• **EXTRAIT DU TEXTE**
Pour un nouvel internationalisme des femmes : le Confédéralisme mondial des femmes

Le mouvement de libération des femmes kurdes a présenté sa proposition de confédéralisme démocratique des femmes pour la première fois en octobre 2018 lors de la Conférence internationale des femmes à Francfort, organisée par le réseau « Women Weaving the Future » sous le titre « Revolution in the Making ». Dans sa déclaration de cinq pages pour le 8 mars de cette année, le KJK (Komalên Jinên Kurdistan, Communautés des femmes du Kurdistan) a ensuite adressé l’appel suivant aux femmes de la terre : «  Le premier principe de la lutte de libération des femmes est l’organisation. La liberté n’est pas possible sans organisation. Il est nécessaire de transformer les protestations en organisation permanente. Les circonstances de ce premier quart du 21e siècle et l’attitude des femmes font de la lutte pour la liberté un défi possible. Nous devons donc élever notre lutte à un niveau supérieur. Nous devons organiser notre opposition et notre lutte contre le système antidémocratique, dictatorial et dominant. Car si nos luttes ne sont pas intégrées dans une forme unique, nous ne pourrons pas changer suffisamment. Le temps est venu de faire de la révolution des femmes une réalité et de faire du XXIe siècle une époque de liberté pour les femmes. Les conditions sont plus que jamais réunies. En tant que mouvement de libération des femmes kurdes, nous proposons le nom de confédéralisme mondial des femmes pour l’unification des luttes mondiales des femmes. L’objectif du confédéralisme mondial des femmes est d’améliorer l’unité de la lutte des femmes en préservant l’autonomie.

Le confédéralisme démocratique mondial des femmes n’est pas encore un concept ou un programme pleinement développé. Nous sommes plutôt dans un processus de discussion qui a été inspiré, entre autres, par a) les développements de ces dernières années au Kurdistan, en particulier le processus révolutionnaire au Rojava, la mobilisation et la participation accrues des internationalistes dans ce processus ainsi que les reflets de la lutte au Kurdistan dans d’autres parties du monde et b) les caractéristiques de notre époque, les effets sur les femmes et, dans ce contexte, les possibilités et la nécessité historique de réaliser la révolution des femmes. En outre, le mouvement de libération des femmes au Kurdistan connaît des développements internes aux niveaux idéologique, organisationnel, structurel, politique et social, comme le Jineolojî, la coprésidence, l’organisation confédérale du mouvement des femmes. Par exemple, la plus grande organisation parapluie des femmes kurdes s’est rebaptisée KJB (Koma Jinên Bilind – Haut Conseil des femmes) en KJK (Komalên Jinên Kurdistanê – Communautés de femmes du Kurdistan) lors de son assemblée générale extraordinaire au printemps 2014. Il ne s’agissait pas seulement d’un changement de nom, mais d’une restructuration selon le confédéralisme démocratique tel que conceptualisé par Abdullah Öcalan. En conséquence, le KJK n’est pas seulement la plus grande organisation parapluie du mouvement des femmes kurdes, mais aussi une structure confédérale. En d’autres termes, elle est organisée de manière confédérale.

• **LISTE DES TÂCHES**
**a.** Recopiez à l'identique le passage des entrées qui va de leur tout début jusqu'à la ligne contenant « The determination object T is at (692, 370). », celle-ci comprise.
**b.** Prolongez le texte sur le confédéralisme mondial des femmes à partir de sa dernière phrase.
Le texte sur le confédéralisme mondial des femmes et les entrées sont deux documents sans lien entre eux.

• **DONNÉES À UTILISER**
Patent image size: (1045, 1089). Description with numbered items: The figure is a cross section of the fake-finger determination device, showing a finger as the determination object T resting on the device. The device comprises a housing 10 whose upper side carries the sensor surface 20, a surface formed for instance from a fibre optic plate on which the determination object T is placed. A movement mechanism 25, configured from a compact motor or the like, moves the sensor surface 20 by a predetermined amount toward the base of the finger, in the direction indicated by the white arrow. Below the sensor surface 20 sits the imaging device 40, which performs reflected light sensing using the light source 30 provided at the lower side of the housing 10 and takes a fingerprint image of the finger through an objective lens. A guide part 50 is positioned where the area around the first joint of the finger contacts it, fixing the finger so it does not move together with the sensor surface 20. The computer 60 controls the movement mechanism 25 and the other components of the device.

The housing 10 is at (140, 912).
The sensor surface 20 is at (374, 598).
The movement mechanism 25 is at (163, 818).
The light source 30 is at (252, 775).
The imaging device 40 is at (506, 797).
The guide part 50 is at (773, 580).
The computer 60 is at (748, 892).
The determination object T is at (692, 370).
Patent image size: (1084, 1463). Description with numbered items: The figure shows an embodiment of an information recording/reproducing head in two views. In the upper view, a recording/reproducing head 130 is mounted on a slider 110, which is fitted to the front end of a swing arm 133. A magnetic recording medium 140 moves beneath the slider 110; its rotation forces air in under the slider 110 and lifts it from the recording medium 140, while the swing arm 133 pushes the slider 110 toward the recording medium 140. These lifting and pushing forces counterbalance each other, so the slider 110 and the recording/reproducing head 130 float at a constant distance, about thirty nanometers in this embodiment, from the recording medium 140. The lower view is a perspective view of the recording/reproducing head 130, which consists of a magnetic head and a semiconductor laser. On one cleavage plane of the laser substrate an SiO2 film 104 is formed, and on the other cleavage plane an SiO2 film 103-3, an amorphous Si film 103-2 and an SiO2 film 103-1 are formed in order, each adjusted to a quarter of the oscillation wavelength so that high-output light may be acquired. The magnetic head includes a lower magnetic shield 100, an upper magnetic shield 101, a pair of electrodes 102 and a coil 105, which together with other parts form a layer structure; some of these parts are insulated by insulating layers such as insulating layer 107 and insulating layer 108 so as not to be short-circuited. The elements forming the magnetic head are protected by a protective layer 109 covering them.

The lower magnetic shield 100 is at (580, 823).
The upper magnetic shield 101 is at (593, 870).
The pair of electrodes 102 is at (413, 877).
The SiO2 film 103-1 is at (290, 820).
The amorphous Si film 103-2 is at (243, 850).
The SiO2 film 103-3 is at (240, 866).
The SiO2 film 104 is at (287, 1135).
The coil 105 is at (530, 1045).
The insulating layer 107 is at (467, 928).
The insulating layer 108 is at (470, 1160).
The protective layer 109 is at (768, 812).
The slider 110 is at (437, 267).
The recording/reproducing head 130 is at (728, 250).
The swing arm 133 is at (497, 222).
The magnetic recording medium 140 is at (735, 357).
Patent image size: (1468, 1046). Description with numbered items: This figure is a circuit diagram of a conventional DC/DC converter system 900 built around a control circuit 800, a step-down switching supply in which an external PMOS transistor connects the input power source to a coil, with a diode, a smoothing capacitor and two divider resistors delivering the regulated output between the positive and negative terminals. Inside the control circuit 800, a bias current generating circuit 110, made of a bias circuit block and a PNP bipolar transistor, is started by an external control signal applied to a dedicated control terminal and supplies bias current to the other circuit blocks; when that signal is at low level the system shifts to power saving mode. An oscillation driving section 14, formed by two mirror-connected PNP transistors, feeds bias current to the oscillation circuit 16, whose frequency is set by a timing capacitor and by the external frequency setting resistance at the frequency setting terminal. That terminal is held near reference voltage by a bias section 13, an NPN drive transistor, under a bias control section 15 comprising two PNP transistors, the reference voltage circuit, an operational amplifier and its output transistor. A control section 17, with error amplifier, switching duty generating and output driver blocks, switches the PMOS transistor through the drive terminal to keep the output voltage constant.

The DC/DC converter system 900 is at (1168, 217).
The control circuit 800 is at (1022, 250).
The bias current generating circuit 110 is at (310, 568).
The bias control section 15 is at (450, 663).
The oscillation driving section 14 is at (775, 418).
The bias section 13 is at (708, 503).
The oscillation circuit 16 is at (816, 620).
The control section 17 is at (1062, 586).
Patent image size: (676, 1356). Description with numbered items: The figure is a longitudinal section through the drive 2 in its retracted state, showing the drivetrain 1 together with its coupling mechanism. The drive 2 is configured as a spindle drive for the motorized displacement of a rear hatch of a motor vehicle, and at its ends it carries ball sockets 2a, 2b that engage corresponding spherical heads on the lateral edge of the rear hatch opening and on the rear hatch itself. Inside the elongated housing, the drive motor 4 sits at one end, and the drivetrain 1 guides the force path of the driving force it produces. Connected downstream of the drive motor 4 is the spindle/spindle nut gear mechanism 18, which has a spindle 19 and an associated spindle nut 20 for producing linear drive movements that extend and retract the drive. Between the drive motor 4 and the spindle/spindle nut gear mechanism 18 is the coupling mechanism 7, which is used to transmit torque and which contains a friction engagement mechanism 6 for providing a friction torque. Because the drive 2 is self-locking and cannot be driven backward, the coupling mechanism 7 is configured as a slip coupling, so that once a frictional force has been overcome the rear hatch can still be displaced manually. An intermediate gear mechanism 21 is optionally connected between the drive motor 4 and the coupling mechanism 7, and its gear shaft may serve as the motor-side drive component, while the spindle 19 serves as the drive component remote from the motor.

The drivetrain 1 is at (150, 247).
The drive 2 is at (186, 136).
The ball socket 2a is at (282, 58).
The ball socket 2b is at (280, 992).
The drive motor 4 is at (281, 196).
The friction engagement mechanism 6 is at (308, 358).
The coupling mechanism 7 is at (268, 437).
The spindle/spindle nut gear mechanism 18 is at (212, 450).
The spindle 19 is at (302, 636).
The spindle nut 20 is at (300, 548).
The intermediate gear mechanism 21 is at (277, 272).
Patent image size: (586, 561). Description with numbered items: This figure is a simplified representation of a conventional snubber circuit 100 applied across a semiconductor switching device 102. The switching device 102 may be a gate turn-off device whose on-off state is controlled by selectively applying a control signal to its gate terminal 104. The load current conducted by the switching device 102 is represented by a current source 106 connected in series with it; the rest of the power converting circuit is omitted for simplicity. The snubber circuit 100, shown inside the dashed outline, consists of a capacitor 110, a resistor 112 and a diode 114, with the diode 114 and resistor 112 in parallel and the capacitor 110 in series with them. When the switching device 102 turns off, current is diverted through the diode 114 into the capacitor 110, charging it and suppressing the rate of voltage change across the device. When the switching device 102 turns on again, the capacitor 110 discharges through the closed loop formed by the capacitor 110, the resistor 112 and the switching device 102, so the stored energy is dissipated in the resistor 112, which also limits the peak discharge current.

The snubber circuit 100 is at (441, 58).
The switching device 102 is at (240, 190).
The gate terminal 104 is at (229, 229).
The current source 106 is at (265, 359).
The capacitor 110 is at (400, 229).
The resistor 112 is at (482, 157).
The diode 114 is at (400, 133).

• **RÉPONSES ATTENDUES**
**a.**
Patent image size: (1045, 1089). Description with numbered items: The figure is a cross section of the fake-finger determination device, showing a finger as the determination object T resting on the device. The device comprises a housing 10 whose upper side carries the sensor surface 20, a surface formed for instance from a fibre optic plate on which the determination object T is placed. A movement mechanism 25, configured from a compact motor or the like, moves the sensor surface 20 by a predetermined amount toward the base of the finger, in the direction indicated by the white arrow. Below the sensor surface 20 sits the imaging device 40, which performs reflected light sensing using the light source 30 provided at the lower side of the housing 10 and takes a fingerprint image of the finger through an objective lens. A guide part 50 is positioned where the area around the first joint of the finger contacts it, fixing the finger so it does not move together with the sensor surface 20. The computer 60 controls the movement mechanism 25 and the other components of the device.

The housing 10 is at (140, 912).
The sensor surface 20 is at (374, 598).
The movement mechanism 25 is at (163, 818).
The light source 30 is at (252, 775).
The imaging device 40 is at (506, 797).
The guide part 50 is at (773, 580).
The computer 60 is at (748, 892).
The determination object T is at (692, 370).

**b.**
Apprendre la démocratie

Le confédéralisme démocratique est un projet politique d’une démocratie transnationale à la base qui critique fondamentalement l’État-nation. Le confédéralisme démocratique est donc l’alternative politique de la modernité démocratique à l’État-nation de la modernité capitaliste. Öcalan décrit sa fonction et son rôle dans le troisième volume (« Sociologie de la liberté ») de son Manifeste pour une civilisation démocratique en cinq volumes – librement traduit – comme suit : « Le confédéralisme démocratique est la forme politique fondamentale de la modernité démocratique. Il joue un rôle essentiel dans le travail de reconstruction et constitue l’instrument politique démocratique le plus approprié pour trouver des solutions. Le confédéralisme démocratique présente l’alternative de la nation démocratique comme l’instrument principal pour résoudre les problèmes ethniques, religieux, urbains, locaux, régionaux et nationaux, dont le point de départ est le modèle social fasciste monolithique, homogène et monochrome de la modernité capitaliste créé par l’État-nation. Dans la nation démocratique, chaque ethnie, chaque religion, chaque ville, chaque réalité locale, régionale et nationale a le droit de participer avec sa propre identité et structure fédérale démocratique ».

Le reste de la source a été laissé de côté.